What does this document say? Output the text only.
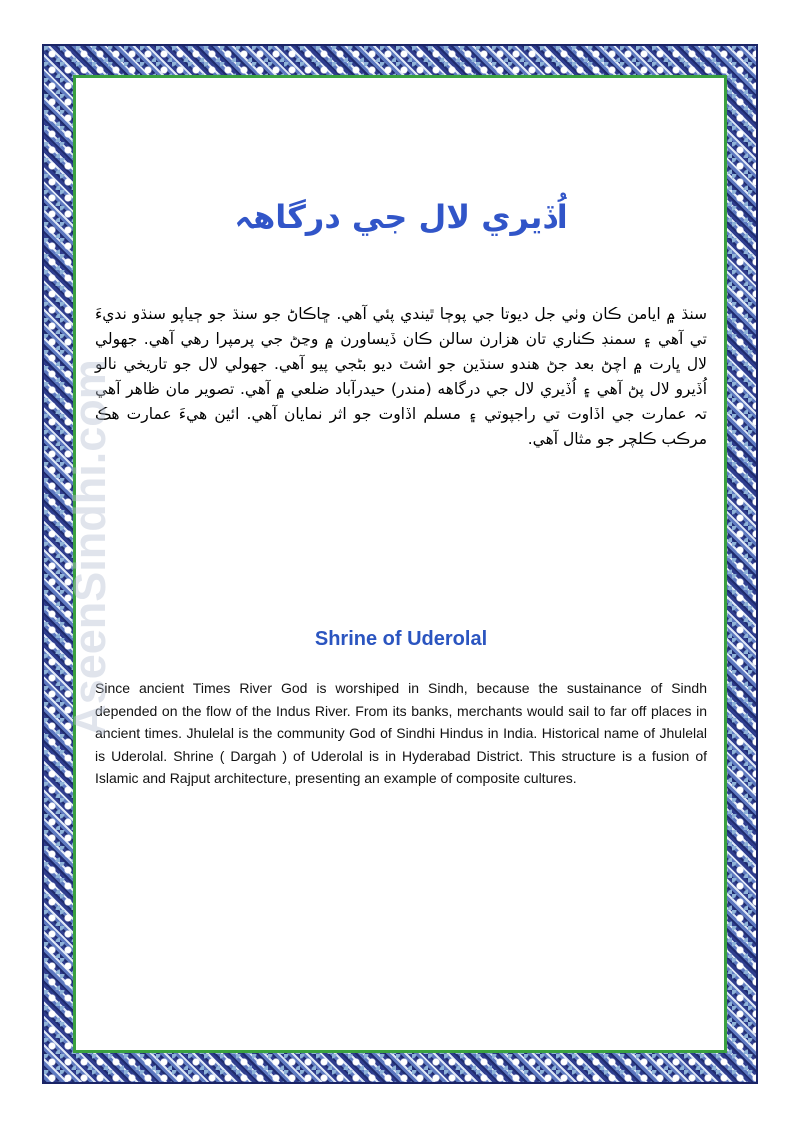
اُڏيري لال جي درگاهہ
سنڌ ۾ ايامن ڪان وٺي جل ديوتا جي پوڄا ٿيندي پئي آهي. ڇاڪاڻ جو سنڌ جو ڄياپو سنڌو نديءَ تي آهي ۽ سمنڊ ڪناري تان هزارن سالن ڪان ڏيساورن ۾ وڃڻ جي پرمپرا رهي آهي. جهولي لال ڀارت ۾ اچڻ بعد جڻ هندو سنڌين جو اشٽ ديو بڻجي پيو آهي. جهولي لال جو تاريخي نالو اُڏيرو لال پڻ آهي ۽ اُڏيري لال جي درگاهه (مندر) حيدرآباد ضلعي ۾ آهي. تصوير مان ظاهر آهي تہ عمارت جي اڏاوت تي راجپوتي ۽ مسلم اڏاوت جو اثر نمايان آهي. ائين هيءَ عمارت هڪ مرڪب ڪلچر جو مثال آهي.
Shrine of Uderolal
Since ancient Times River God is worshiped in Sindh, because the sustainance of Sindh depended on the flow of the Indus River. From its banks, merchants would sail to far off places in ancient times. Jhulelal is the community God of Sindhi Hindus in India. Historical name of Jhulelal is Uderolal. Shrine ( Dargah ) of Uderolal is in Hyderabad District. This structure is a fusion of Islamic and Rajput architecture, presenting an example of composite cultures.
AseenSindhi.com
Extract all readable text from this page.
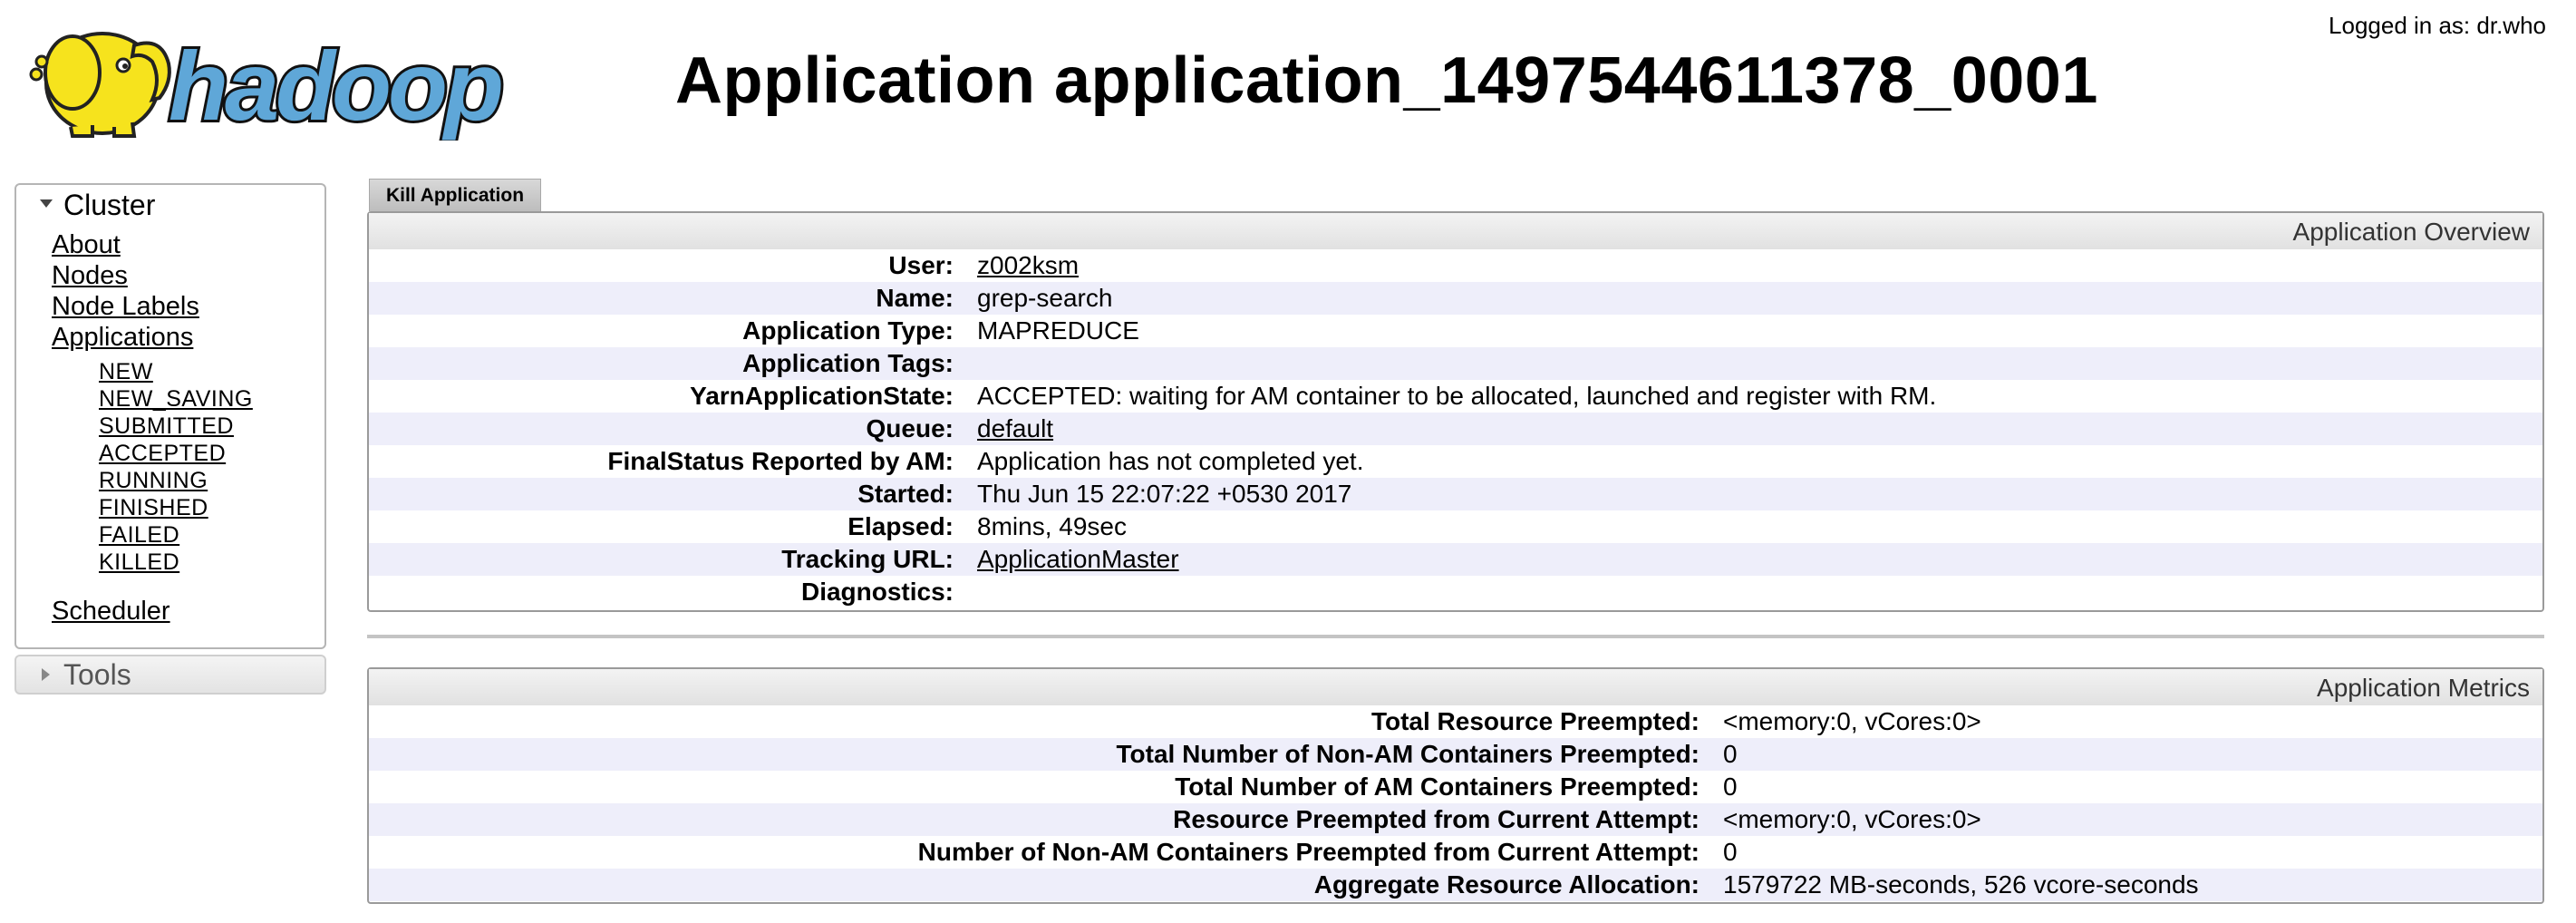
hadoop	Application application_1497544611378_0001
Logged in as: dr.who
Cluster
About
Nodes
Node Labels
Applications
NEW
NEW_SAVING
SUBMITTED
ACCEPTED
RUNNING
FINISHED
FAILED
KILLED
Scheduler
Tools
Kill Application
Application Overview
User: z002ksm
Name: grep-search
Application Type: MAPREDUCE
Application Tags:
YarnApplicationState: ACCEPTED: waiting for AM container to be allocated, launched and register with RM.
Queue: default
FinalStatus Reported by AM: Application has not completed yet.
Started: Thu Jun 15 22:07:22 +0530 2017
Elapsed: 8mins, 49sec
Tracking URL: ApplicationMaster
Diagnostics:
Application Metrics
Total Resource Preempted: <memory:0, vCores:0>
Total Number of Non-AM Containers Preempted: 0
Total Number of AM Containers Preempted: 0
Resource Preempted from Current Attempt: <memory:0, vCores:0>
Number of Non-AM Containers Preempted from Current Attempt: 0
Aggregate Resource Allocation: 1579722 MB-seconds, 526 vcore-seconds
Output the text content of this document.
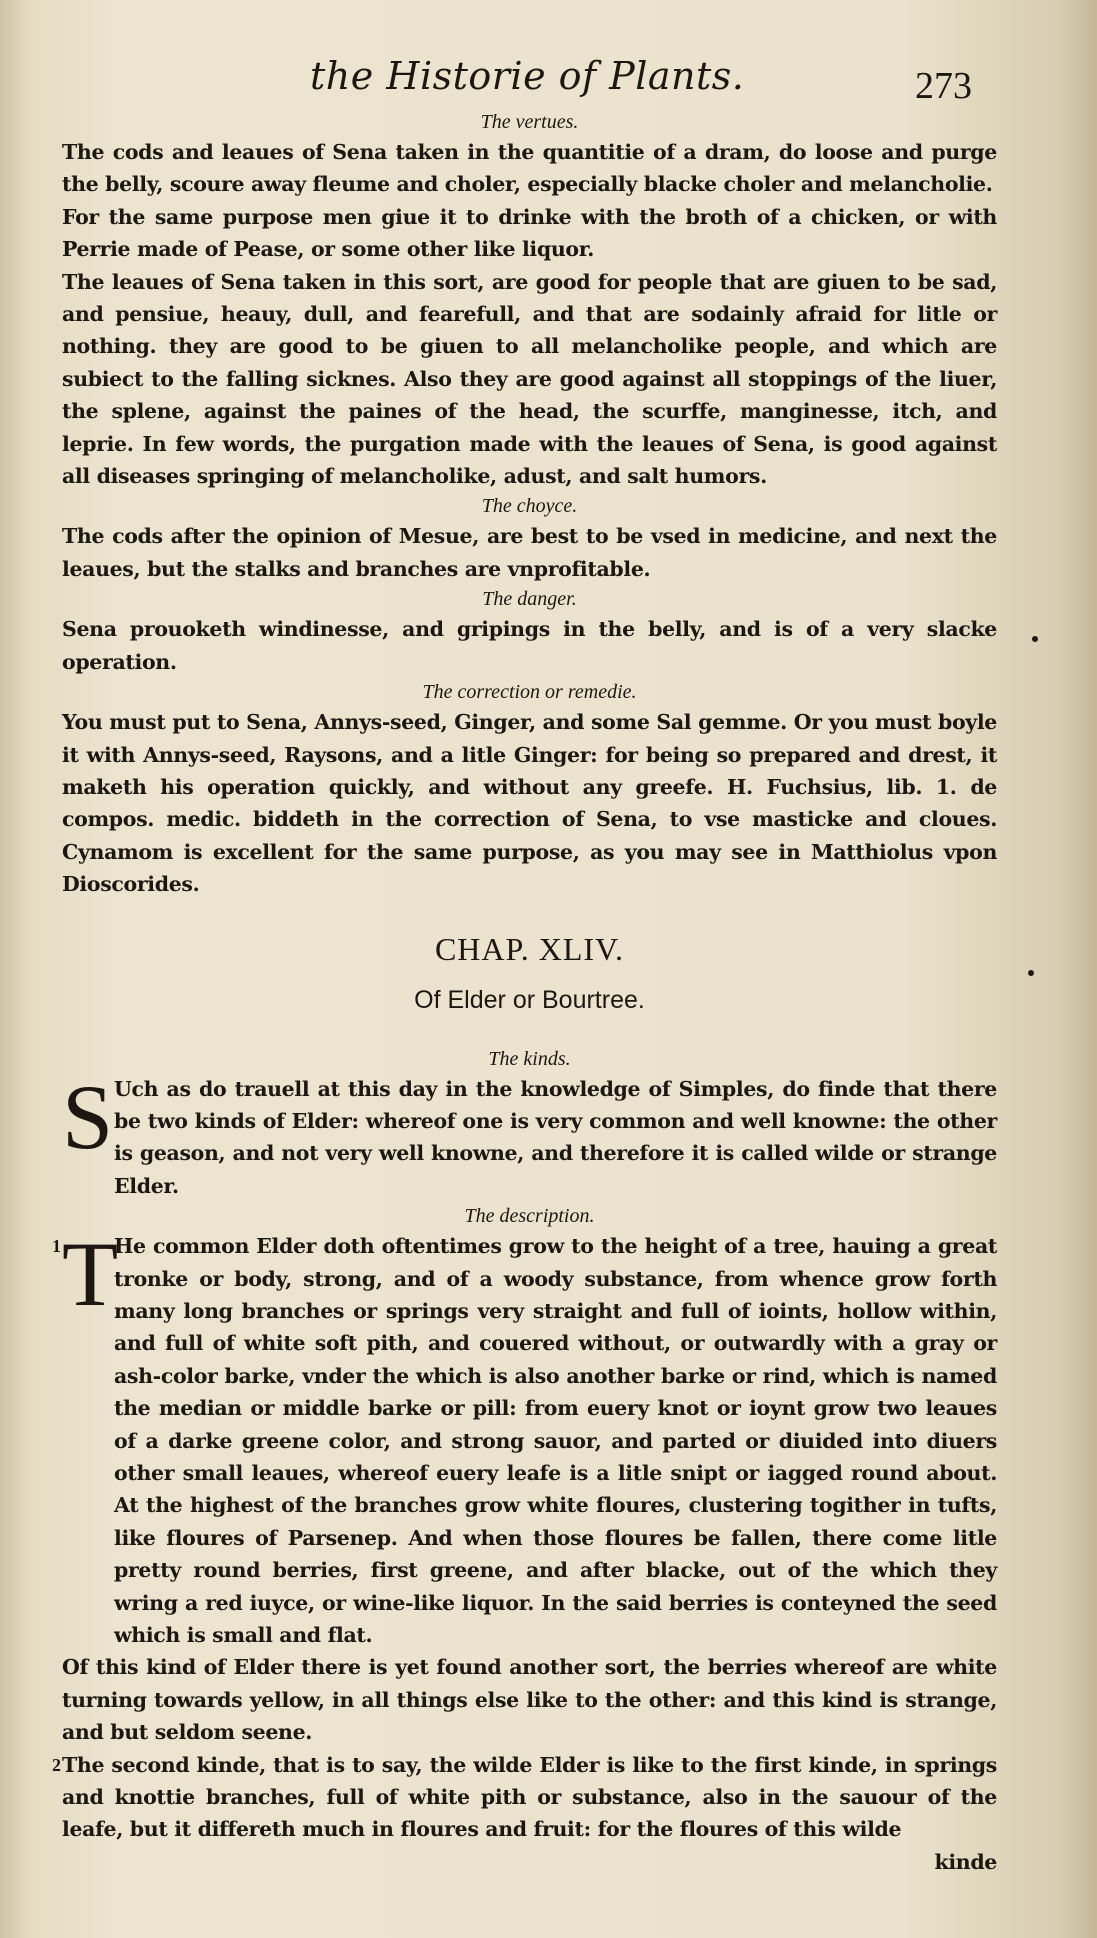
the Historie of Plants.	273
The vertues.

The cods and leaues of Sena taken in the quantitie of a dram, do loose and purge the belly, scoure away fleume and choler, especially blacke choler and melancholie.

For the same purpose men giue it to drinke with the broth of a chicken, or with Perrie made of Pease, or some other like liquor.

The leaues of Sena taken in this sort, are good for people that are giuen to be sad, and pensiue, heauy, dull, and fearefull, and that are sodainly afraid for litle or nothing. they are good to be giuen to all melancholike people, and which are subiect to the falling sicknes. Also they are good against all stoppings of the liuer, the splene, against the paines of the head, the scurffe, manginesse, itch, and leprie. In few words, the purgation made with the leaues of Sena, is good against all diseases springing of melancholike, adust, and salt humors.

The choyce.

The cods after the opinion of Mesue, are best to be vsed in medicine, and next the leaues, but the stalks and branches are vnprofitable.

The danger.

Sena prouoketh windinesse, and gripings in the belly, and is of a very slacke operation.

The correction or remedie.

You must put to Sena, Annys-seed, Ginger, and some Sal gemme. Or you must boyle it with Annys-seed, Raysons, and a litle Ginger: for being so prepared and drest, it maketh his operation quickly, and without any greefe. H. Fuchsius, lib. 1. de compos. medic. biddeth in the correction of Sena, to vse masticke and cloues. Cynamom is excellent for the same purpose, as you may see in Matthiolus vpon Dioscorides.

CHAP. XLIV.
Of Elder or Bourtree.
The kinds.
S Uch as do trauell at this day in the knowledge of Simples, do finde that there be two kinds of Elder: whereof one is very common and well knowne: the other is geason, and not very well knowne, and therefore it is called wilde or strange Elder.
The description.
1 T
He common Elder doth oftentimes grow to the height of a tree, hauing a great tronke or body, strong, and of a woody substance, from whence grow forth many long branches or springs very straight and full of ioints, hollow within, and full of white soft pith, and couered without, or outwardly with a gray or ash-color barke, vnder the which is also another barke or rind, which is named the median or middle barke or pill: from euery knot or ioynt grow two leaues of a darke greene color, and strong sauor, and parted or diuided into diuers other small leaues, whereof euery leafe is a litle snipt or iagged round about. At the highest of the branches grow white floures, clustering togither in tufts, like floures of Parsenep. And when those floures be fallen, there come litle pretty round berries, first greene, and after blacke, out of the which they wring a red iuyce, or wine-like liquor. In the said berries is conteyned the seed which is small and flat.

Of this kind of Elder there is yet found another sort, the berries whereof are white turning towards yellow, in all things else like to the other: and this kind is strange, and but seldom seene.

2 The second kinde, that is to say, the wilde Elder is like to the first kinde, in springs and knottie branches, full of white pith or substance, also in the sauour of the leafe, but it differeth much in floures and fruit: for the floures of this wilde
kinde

◆ ◆ ◆ ◆

= PROBLEM STATEMENT =
Read the entries and pick out all lines that include the word "Resource".

= SOLUTION TO THE PROBLEM =
Total Resource Preempted: <memory:0, vCores:0>
Resource Preempted from Current Attempt: <memory:0, vCores:0>
Aggregate Resource Allocation: 1579722 MB-seconds, 526 vcore-seconds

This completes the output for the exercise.